- [WORK INSTRUCTION]:
The records are to be repeated in full. Every line must match.

- [RECORDS TO PROCESS]:
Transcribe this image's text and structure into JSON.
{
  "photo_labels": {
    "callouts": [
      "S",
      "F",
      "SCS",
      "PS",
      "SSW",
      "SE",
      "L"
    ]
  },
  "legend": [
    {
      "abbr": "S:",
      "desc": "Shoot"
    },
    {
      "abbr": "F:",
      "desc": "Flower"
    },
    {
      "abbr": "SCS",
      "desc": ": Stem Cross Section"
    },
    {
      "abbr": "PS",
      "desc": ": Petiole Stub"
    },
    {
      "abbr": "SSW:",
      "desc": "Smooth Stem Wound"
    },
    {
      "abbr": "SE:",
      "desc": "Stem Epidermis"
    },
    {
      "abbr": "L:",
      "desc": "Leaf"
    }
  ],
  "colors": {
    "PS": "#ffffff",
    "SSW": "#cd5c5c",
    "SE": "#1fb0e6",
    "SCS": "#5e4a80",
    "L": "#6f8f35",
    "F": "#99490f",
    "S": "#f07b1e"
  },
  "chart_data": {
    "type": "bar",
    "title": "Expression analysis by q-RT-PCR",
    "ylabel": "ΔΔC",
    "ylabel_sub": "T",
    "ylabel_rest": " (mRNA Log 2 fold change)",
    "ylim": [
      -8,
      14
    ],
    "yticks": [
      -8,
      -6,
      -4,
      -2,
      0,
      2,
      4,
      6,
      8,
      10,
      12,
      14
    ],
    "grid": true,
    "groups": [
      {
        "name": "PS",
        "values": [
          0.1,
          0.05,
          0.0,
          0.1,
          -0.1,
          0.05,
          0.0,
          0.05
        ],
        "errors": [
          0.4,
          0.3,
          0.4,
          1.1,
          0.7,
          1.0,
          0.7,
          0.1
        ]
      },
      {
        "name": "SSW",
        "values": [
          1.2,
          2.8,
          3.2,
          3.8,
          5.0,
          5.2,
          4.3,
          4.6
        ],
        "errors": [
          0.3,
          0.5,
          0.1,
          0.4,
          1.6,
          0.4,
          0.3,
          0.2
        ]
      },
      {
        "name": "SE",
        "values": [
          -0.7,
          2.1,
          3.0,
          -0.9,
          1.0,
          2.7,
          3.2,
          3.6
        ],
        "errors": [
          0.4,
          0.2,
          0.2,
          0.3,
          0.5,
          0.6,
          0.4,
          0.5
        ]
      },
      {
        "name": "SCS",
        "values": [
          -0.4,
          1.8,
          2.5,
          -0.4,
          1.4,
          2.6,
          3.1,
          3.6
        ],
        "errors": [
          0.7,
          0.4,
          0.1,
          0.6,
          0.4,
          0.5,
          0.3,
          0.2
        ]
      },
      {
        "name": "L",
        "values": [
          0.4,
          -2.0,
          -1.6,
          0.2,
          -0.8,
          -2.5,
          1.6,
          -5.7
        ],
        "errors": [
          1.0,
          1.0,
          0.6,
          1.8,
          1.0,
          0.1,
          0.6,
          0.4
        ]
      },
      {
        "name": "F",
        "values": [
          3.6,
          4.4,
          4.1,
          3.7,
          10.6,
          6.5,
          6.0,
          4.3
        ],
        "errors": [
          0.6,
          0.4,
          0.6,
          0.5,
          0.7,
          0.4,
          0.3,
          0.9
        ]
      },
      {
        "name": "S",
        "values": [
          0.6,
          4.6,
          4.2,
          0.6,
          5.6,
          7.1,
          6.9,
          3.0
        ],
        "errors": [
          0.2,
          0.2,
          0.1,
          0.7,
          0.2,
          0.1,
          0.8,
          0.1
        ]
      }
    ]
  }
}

- [OUTPUT FOR THIS EXERCISE]:
Transcribe this image's text and structure into JSON.
{
  "photo_labels": {
    "callouts": [
      "S",
      "F",
      "SCS",
      "PS",
      "SSW",
      "SE",
      "L"
    ]
  },
  "legend": [
    {
      "abbr": "S:",
      "desc": "Shoot"
    },
    {
      "abbr": "F:",
      "desc": "Flower"
    },
    {
      "abbr": "SCS",
      "desc": ": Stem Cross Section"
    },
    {
      "abbr": "PS",
      "desc": ": Petiole Stub"
    },
    {
      "abbr": "SSW:",
      "desc": "Smooth Stem Wound"
    },
    {
      "abbr": "SE:",
      "desc": "Stem Epidermis"
    },
    {
      "abbr": "L:",
      "desc": "Leaf"
    }
  ],
  "colors": {
    "PS": "#ffffff",
    "SSW": "#cd5c5c",
    "SE": "#1fb0e6",
    "SCS": "#5e4a80",
    "L": "#6f8f35",
    "F": "#99490f",
    "S": "#f07b1e"
  },
  "chart_data": {
    "type": "bar",
    "title": "Expression analysis by q-RT-PCR",
    "ylabel": "ΔΔC",
    "ylabel_sub": "T",
    "ylabel_rest": " (mRNA Log 2 fold change)",
    "ylim": [
      -8,
      14
    ],
    "yticks": [
      -8,
      -6,
      -4,
      -2,
      0,
      2,
      4,
      6,
      8,
      10,
      12,
      14
    ],
    "grid": true,
    "groups": [
      {
        "name": "PS",
        "values": [
          0.1,
          0.05,
          0.0,
          0.1,
          -0.1,
          0.05,
          0.0,
          0.05
        ],
        "errors": [
          0.4,
          0.3,
          0.4,
          1.1,
          0.7,
          1.0,
          0.7,
          0.1
        ]
      },
      {
        "name": "SSW",
        "values": [
          1.2,
          2.8,
          3.2,
          3.8,
          5.0,
          5.2,
          4.3,
          4.6
        ],
        "errors": [
          0.3,
          0.5,
          0.1,
          0.4,
          1.6,
          0.4,
          0.3,
          0.2
        ]
      },
      {
        "name": "SE",
        "values": [
          -0.7,
          2.1,
          3.0,
          -0.9,
          1.0,
          2.7,
          3.2,
          3.6
        ],
        "errors": [
          0.4,
          0.2,
          0.2,
          0.3,
          0.5,
          0.6,
          0.4,
          0.5
        ]
      },
      {
        "name": "SCS",
        "values": [
          -0.4,
          1.8,
          2.5,
          -0.4,
          1.4,
          2.6,
          3.1,
          3.6
        ],
        "errors": [
          0.7,
          0.4,
          0.1,
          0.6,
          0.4,
          0.5,
          0.3,
          0.2
        ]
      },
      {
        "name": "L",
        "values": [
          0.4,
          -2.0,
          -1.6,
          0.2,
          -0.8,
          -2.5,
          1.6,
          -5.7
        ],
        "errors": [
          1.0,
          1.0,
          0.6,
          1.8,
          1.0,
          0.1,
          0.6,
          0.4
        ]
      },
      {
        "name": "F",
        "values": [
          3.6,
          4.4,
          4.1,
          3.7,
          10.6,
          6.5,
          6.0,
          4.3
        ],
        "errors": [
          0.6,
          0.4,
          0.6,
          0.5,
          0.7,
          0.4,
          0.3,
          0.9
        ]
      },
      {
        "name": "S",
        "values": [
          0.6,
          4.6,
          4.2,
          0.6,
          5.6,
          7.1,
          6.9,
          3.0
        ],
        "errors": [
          0.2,
          0.2,
          0.1,
          0.7,
          0.2,
          0.1,
          0.8,
          0.1
        ]
      }
    ]
  }
}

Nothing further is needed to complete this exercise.